>>>

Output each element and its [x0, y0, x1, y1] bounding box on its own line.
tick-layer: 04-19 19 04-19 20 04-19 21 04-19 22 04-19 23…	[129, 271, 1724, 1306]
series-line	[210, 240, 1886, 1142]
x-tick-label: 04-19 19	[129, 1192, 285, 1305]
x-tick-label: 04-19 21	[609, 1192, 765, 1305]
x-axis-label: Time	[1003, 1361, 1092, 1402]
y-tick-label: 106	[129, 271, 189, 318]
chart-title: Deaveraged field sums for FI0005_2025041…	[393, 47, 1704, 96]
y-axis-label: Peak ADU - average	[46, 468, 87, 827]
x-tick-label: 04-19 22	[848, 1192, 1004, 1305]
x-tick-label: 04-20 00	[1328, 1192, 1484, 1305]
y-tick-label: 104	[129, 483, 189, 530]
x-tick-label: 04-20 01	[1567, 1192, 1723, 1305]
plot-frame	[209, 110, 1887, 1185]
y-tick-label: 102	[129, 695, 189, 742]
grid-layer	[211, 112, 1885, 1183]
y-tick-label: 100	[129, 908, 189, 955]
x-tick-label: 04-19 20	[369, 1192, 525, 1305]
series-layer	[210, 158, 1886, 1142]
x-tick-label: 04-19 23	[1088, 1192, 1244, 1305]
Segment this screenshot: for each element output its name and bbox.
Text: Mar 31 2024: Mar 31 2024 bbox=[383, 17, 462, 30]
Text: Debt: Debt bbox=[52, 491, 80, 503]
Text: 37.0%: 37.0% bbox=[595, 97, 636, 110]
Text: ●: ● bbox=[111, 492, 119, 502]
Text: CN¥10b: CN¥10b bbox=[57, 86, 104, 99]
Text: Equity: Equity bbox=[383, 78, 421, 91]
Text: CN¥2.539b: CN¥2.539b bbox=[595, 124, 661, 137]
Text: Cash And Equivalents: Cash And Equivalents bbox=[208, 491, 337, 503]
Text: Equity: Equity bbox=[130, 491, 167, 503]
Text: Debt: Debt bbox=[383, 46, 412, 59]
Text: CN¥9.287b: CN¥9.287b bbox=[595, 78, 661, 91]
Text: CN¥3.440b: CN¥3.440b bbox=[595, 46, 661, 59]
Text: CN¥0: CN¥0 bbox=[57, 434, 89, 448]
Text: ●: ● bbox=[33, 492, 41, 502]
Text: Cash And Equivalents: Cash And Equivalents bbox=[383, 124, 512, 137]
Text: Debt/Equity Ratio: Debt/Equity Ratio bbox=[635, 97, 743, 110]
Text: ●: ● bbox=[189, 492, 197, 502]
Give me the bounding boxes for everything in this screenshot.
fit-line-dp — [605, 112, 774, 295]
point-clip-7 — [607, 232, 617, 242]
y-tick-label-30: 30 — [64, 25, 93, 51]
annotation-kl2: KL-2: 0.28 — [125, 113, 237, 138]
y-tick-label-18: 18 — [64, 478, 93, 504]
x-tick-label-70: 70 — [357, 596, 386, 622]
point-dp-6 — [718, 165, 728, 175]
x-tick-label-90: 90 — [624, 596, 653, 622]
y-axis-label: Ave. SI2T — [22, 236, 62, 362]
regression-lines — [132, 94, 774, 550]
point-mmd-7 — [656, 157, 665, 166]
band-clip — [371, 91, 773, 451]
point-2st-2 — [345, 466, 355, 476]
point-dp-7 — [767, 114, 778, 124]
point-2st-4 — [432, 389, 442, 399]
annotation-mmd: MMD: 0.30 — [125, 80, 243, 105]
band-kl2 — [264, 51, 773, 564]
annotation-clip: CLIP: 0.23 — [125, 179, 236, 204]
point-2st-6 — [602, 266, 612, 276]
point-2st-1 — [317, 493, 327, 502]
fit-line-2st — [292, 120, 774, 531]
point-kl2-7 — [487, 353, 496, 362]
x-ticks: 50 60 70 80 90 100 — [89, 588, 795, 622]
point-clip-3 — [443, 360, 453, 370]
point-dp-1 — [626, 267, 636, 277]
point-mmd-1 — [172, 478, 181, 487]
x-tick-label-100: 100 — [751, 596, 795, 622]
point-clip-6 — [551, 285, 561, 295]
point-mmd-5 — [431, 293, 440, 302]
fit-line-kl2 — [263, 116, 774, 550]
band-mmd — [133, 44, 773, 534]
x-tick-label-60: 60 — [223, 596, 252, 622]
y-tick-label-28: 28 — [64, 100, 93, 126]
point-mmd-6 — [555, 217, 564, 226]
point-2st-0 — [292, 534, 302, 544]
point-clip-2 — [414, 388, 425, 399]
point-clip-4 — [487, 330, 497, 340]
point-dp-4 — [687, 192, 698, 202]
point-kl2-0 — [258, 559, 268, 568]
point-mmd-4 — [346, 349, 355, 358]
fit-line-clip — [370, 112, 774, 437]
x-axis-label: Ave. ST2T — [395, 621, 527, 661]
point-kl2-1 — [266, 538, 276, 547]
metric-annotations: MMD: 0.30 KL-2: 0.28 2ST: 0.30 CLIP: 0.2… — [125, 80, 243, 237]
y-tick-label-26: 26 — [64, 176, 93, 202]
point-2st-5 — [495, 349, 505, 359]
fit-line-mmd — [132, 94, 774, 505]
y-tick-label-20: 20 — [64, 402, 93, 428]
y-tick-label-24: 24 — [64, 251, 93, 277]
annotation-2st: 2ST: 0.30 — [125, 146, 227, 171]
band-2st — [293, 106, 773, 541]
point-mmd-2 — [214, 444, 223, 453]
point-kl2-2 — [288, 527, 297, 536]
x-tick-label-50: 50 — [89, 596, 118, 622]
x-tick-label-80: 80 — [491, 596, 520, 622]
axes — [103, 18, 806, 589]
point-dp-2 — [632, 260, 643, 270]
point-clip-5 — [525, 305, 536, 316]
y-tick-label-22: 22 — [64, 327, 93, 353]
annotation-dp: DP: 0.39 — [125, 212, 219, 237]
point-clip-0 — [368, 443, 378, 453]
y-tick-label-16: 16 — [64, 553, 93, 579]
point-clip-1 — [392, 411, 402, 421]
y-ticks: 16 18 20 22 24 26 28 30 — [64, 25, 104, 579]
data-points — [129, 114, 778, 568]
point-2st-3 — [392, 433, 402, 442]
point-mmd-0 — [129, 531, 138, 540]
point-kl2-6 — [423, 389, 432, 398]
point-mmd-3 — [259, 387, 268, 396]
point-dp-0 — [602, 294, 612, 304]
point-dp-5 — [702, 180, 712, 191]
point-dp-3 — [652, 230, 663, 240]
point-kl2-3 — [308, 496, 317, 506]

<<<

| Your task |
Copy all of the records above line for line, with no changes.

| Task result |
Output each element and its [x0, y0, x1, y1] bounding box on its own line.
tick-layer: 04-19 19 04-19 20 04-19 21 04-19 22 04-19 23…	[129, 271, 1724, 1306]
series-line	[210, 240, 1886, 1142]
x-tick-label: 04-19 19	[129, 1192, 285, 1305]
x-tick-label: 04-19 21	[609, 1192, 765, 1305]
x-axis-label: Time	[1003, 1361, 1092, 1402]
y-tick-label: 106	[129, 271, 189, 318]
chart-title: Deaveraged field sums for FI0005_2025041…	[393, 47, 1704, 96]
y-axis-label: Peak ADU - average	[46, 468, 87, 827]
x-tick-label: 04-19 22	[848, 1192, 1004, 1305]
x-tick-label: 04-20 00	[1328, 1192, 1484, 1305]
y-tick-label: 104	[129, 483, 189, 530]
x-tick-label: 04-20 01	[1567, 1192, 1723, 1305]
plot-frame	[209, 110, 1887, 1185]
y-tick-label: 102	[129, 695, 189, 742]
grid-layer	[211, 112, 1885, 1183]
y-tick-label: 100	[129, 908, 189, 955]
x-tick-label: 04-19 20	[369, 1192, 525, 1305]
series-layer	[210, 158, 1886, 1142]
x-tick-label: 04-19 23	[1088, 1192, 1244, 1305]
Segment this screenshot: for each element output its name and bbox.
Text: Mar 31 2024: Mar 31 2024 bbox=[383, 17, 462, 30]
Text: Debt: Debt bbox=[52, 491, 80, 503]
Text: 37.0%: 37.0% bbox=[595, 97, 636, 110]
Text: ●: ● bbox=[111, 492, 119, 502]
Text: CN¥10b: CN¥10b bbox=[57, 86, 104, 99]
Text: Equity: Equity bbox=[383, 78, 421, 91]
Text: CN¥2.539b: CN¥2.539b bbox=[595, 124, 661, 137]
Text: Cash And Equivalents: Cash And Equivalents bbox=[208, 491, 337, 503]
Text: Equity: Equity bbox=[130, 491, 167, 503]
Text: Debt: Debt bbox=[383, 46, 412, 59]
Text: CN¥9.287b: CN¥9.287b bbox=[595, 78, 661, 91]
Text: CN¥3.440b: CN¥3.440b bbox=[595, 46, 661, 59]
Text: CN¥0: CN¥0 bbox=[57, 434, 89, 448]
Text: ●: ● bbox=[33, 492, 41, 502]
Text: Cash And Equivalents: Cash And Equivalents bbox=[383, 124, 512, 137]
Text: Debt/Equity Ratio: Debt/Equity Ratio bbox=[635, 97, 743, 110]
Text: ●: ● bbox=[189, 492, 197, 502]
Give me the bounding boxes for everything in this screenshot.
fit-line-dp — [605, 112, 774, 295]
point-clip-7 — [607, 232, 617, 242]
y-tick-label-30: 30 — [64, 25, 93, 51]
annotation-kl2: KL-2: 0.28 — [125, 113, 237, 138]
y-tick-label-18: 18 — [64, 478, 93, 504]
x-tick-label-70: 70 — [357, 596, 386, 622]
point-dp-6 — [718, 165, 728, 175]
x-tick-label-90: 90 — [624, 596, 653, 622]
y-axis-label: Ave. SI2T — [22, 236, 62, 362]
regression-lines — [132, 94, 774, 550]
point-mmd-7 — [656, 157, 665, 166]
band-clip — [371, 91, 773, 451]
point-2st-2 — [345, 466, 355, 476]
point-dp-7 — [767, 114, 778, 124]
point-2st-4 — [432, 389, 442, 399]
annotation-mmd: MMD: 0.30 — [125, 80, 243, 105]
band-kl2 — [264, 51, 773, 564]
annotation-clip: CLIP: 0.23 — [125, 179, 236, 204]
point-2st-6 — [602, 266, 612, 276]
point-2st-1 — [317, 493, 327, 502]
fit-line-2st — [292, 120, 774, 531]
point-kl2-7 — [487, 353, 496, 362]
x-ticks: 50 60 70 80 90 100 — [89, 588, 795, 622]
point-clip-3 — [443, 360, 453, 370]
point-dp-1 — [626, 267, 636, 277]
point-mmd-1 — [172, 478, 181, 487]
x-tick-label-100: 100 — [751, 596, 795, 622]
point-clip-6 — [551, 285, 561, 295]
point-mmd-5 — [431, 293, 440, 302]
fit-line-kl2 — [263, 116, 774, 550]
band-mmd — [133, 44, 773, 534]
x-tick-label-60: 60 — [223, 596, 252, 622]
y-tick-label-28: 28 — [64, 100, 93, 126]
point-mmd-6 — [555, 217, 564, 226]
point-2st-0 — [292, 534, 302, 544]
point-clip-2 — [414, 388, 425, 399]
point-clip-4 — [487, 330, 497, 340]
point-dp-4 — [687, 192, 698, 202]
point-kl2-0 — [258, 559, 268, 568]
point-mmd-4 — [346, 349, 355, 358]
fit-line-clip — [370, 112, 774, 437]
x-axis-label: Ave. ST2T — [395, 621, 527, 661]
point-kl2-1 — [266, 538, 276, 547]
metric-annotations: MMD: 0.30 KL-2: 0.28 2ST: 0.30 CLIP: 0.2… — [125, 80, 243, 237]
y-tick-label-26: 26 — [64, 176, 93, 202]
point-2st-5 — [495, 349, 505, 359]
fit-line-mmd — [132, 94, 774, 505]
y-tick-label-20: 20 — [64, 402, 93, 428]
y-tick-label-24: 24 — [64, 251, 93, 277]
annotation-2st: 2ST: 0.30 — [125, 146, 227, 171]
band-2st — [293, 106, 773, 541]
point-mmd-2 — [214, 444, 223, 453]
point-kl2-2 — [288, 527, 297, 536]
x-tick-label-50: 50 — [89, 596, 118, 622]
x-tick-label-80: 80 — [491, 596, 520, 622]
axes — [103, 18, 806, 589]
point-dp-2 — [632, 260, 643, 270]
point-clip-5 — [525, 305, 536, 316]
y-tick-label-22: 22 — [64, 327, 93, 353]
annotation-dp: DP: 0.39 — [125, 212, 219, 237]
point-clip-0 — [368, 443, 378, 453]
y-tick-label-16: 16 — [64, 553, 93, 579]
point-clip-1 — [392, 411, 402, 421]
y-ticks: 16 18 20 22 24 26 28 30 — [64, 25, 104, 579]
data-points — [129, 114, 778, 568]
point-2st-3 — [392, 433, 402, 442]
point-mmd-0 — [129, 531, 138, 540]
point-kl2-6 — [423, 389, 432, 398]
point-mmd-3 — [259, 387, 268, 396]
point-dp-0 — [602, 294, 612, 304]
point-dp-5 — [702, 180, 712, 191]
point-dp-3 — [652, 230, 663, 240]
point-kl2-3 — [308, 496, 317, 506]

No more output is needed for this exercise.